§ Exercise requirements:
Reproduce the listing word for word, leaving every picture behind.

§ Given data:

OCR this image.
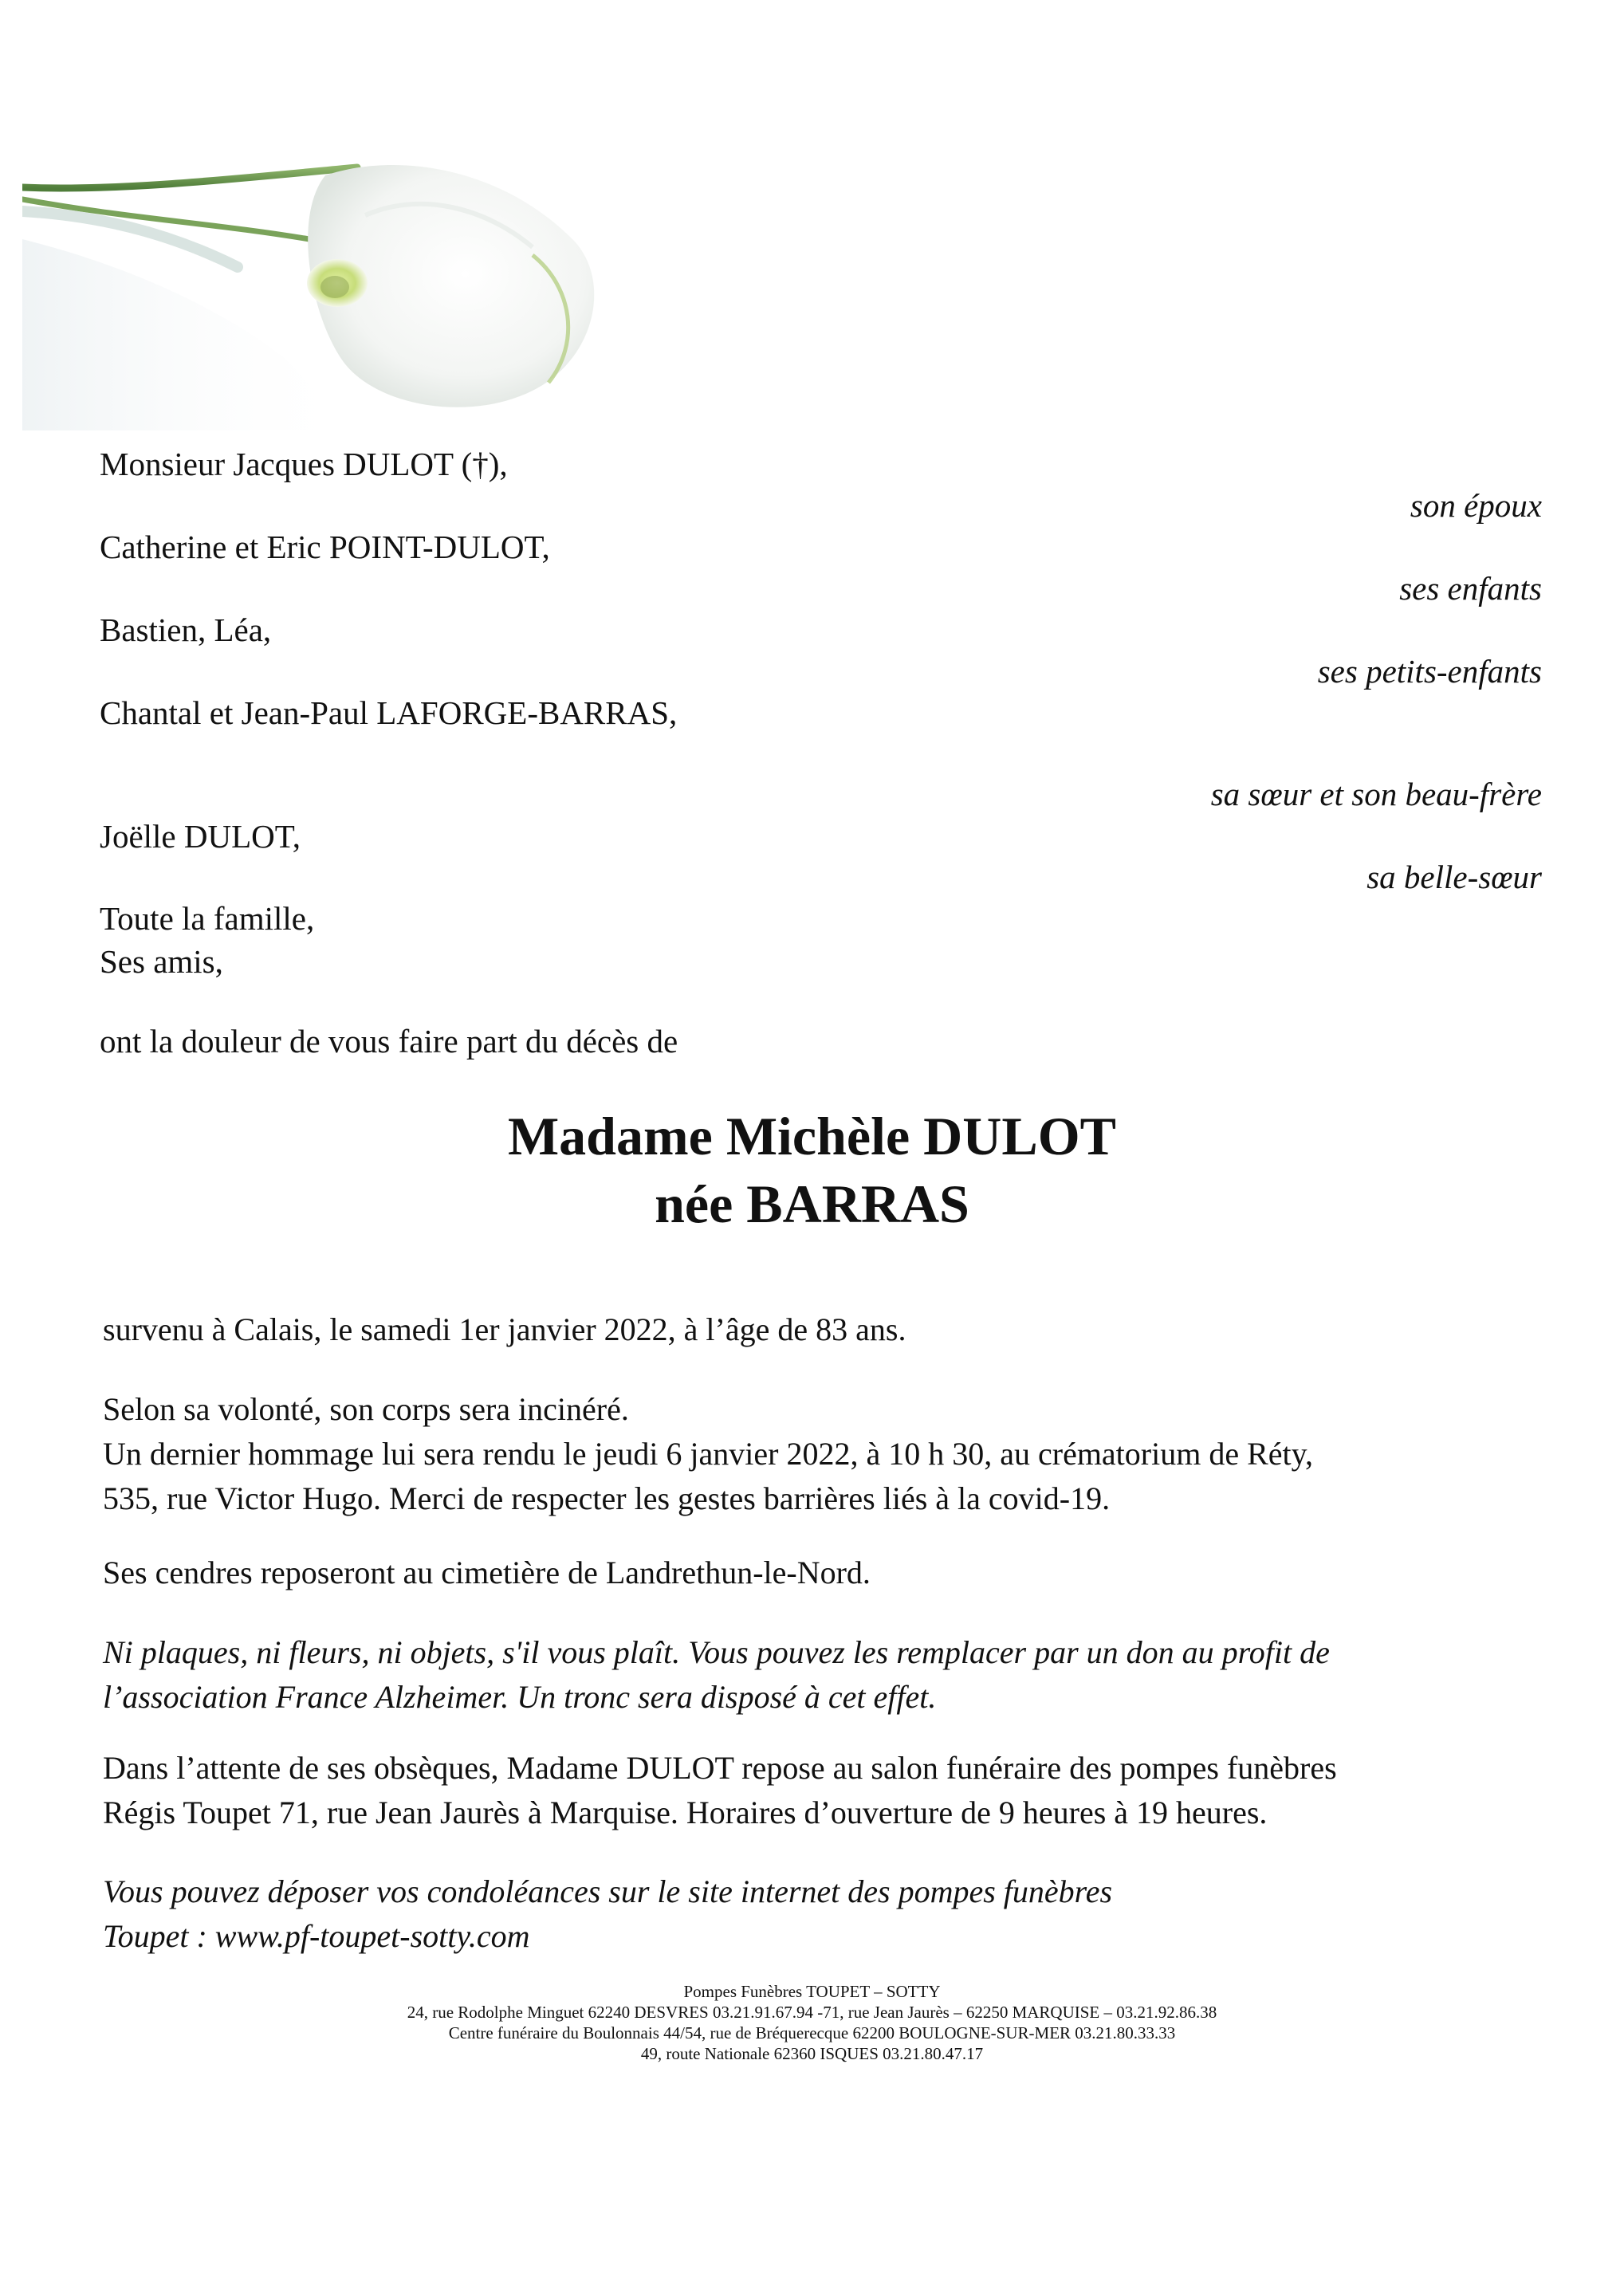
Monsieur Jacques DULOT (†),
Catherine et Eric POINT-DULOT,
Bastien, Léa,
Chantal et Jean-Paul LAFORGE-BARRAS,
Joëlle DULOT,
Toute la famille,
Ses amis,
son époux
ses enfants
ses petits-enfants
sa sœur et son beau-frère
sa belle-sœur
ont la douleur de vous faire part du décès de
Madame Michèle DULOT
née BARRAS
survenu à Calais, le samedi 1er janvier 2022, à l’âge de 83 ans.
Selon sa volonté, son corps sera incinéré.
Un dernier hommage lui sera rendu le jeudi 6 janvier 2022, à 10 h 30, au crématorium de Réty,
535, rue Victor Hugo. Merci de respecter les gestes barrières liés à la covid-19.
Ses cendres reposeront au cimetière de Landrethun-le-Nord.
Ni plaques, ni fleurs, ni objets, s'il vous plaît. Vous pouvez les remplacer par un don au profit de
l’association France Alzheimer. Un tronc sera disposé à cet effet.
Dans l’attente de ses obsèques, Madame DULOT repose au salon funéraire des pompes funèbres
Régis Toupet 71, rue Jean Jaurès à Marquise. Horaires d’ouverture de 9 heures à 19 heures.
Vous pouvez déposer vos condoléances sur le site internet des pompes funèbres
Toupet : www.pf-toupet-sotty.com
Pompes Funèbres TOUPET – SOTTY
24, rue Rodolphe Minguet 62240 DESVRES 03.21.91.67.94 -71, rue Jean Jaurès – 62250 MARQUISE – 03.21.92.86.38
Centre funéraire du Boulonnais 44/54, rue de Bréquerecque 62200 BOULOGNE-SUR-MER 03.21.80.33.33
49, route Nationale 62360 ISQUES 03.21.80.47.17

§ The result:
OCR this image.
Monsieur Jacques DULOT (†),
Catherine et Eric POINT-DULOT,
Bastien, Léa,
Chantal et Jean-Paul LAFORGE-BARRAS,
Joëlle DULOT,
Toute la famille,
Ses amis,
son époux
ses enfants
ses petits-enfants
sa sœur et son beau-frère
sa belle-sœur
ont la douleur de vous faire part du décès de
Madame Michèle DULOT
née BARRAS
survenu à Calais, le samedi 1er janvier 2022, à l’âge de 83 ans.
Selon sa volonté, son corps sera incinéré.
Un dernier hommage lui sera rendu le jeudi 6 janvier 2022, à 10 h 30, au crématorium de Réty,
535, rue Victor Hugo. Merci de respecter les gestes barrières liés à la covid-19.
Ses cendres reposeront au cimetière de Landrethun-le-Nord.
Ni plaques, ni fleurs, ni objets, s'il vous plaît. Vous pouvez les remplacer par un don au profit de
l’association France Alzheimer. Un tronc sera disposé à cet effet.
Dans l’attente de ses obsèques, Madame DULOT repose au salon funéraire des pompes funèbres
Régis Toupet 71, rue Jean Jaurès à Marquise. Horaires d’ouverture de 9 heures à 19 heures.
Vous pouvez déposer vos condoléances sur le site internet des pompes funèbres
Toupet : www.pf-toupet-sotty.com
Pompes Funèbres TOUPET – SOTTY
24, rue Rodolphe Minguet 62240 DESVRES 03.21.91.67.94 -71, rue Jean Jaurès – 62250 MARQUISE – 03.21.92.86.38
Centre funéraire du Boulonnais 44/54, rue de Bréquerecque 62200 BOULOGNE-SUR-MER 03.21.80.33.33
49, route Nationale 62360 ISQUES 03.21.80.47.17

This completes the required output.